• _OBJECTIVE_
Filter the data below for the string "Horse" and copy each matching line.

• _EXTRACTED DATA_
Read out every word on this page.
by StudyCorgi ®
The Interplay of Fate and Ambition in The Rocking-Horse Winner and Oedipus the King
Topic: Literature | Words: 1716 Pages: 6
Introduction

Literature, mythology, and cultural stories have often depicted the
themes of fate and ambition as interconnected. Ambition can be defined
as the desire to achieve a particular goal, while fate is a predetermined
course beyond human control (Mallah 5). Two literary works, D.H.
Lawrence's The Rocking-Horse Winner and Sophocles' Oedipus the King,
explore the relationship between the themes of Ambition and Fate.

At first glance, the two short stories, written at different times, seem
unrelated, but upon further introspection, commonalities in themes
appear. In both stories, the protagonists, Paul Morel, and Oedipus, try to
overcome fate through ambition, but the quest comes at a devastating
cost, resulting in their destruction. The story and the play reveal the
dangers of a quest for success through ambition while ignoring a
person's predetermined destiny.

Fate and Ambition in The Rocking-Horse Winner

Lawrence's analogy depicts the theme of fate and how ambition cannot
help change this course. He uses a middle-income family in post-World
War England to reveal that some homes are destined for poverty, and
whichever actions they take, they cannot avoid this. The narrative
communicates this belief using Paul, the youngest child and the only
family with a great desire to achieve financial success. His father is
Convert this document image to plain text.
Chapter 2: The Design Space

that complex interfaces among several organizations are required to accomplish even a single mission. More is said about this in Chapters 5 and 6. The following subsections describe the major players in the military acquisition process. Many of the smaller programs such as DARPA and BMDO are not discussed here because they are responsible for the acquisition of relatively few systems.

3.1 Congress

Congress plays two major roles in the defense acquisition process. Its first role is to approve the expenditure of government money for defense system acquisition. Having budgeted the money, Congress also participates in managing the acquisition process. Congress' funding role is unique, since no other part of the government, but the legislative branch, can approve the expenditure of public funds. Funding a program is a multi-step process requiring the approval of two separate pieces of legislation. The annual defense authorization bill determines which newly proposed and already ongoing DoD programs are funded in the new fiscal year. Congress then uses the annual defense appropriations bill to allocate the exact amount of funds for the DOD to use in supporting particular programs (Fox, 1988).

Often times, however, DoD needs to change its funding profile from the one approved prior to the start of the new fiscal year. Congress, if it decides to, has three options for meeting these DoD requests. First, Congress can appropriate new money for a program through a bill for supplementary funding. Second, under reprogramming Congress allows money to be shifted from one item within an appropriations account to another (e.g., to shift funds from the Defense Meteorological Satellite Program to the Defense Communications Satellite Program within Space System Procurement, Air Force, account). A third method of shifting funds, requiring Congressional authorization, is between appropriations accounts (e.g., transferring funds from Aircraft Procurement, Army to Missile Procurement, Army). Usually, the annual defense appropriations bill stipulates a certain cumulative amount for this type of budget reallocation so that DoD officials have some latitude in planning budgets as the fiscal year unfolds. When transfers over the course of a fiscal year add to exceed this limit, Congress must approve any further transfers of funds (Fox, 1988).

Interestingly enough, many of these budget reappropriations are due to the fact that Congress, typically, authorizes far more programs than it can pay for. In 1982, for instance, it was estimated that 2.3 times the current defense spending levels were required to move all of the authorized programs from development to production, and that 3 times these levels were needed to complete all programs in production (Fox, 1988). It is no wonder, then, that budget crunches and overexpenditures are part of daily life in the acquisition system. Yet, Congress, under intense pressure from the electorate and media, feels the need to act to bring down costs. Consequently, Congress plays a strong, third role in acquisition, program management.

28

• _TASK OUTPUT_
The Interplay of Fate and Ambition in The Rocking-Horse Winner and Oedipus the King
Lawrence's The Rocking-Horse Winner and Sophocles' Oedipus the King,
Fate and Ambition in The Rocking-Horse Winner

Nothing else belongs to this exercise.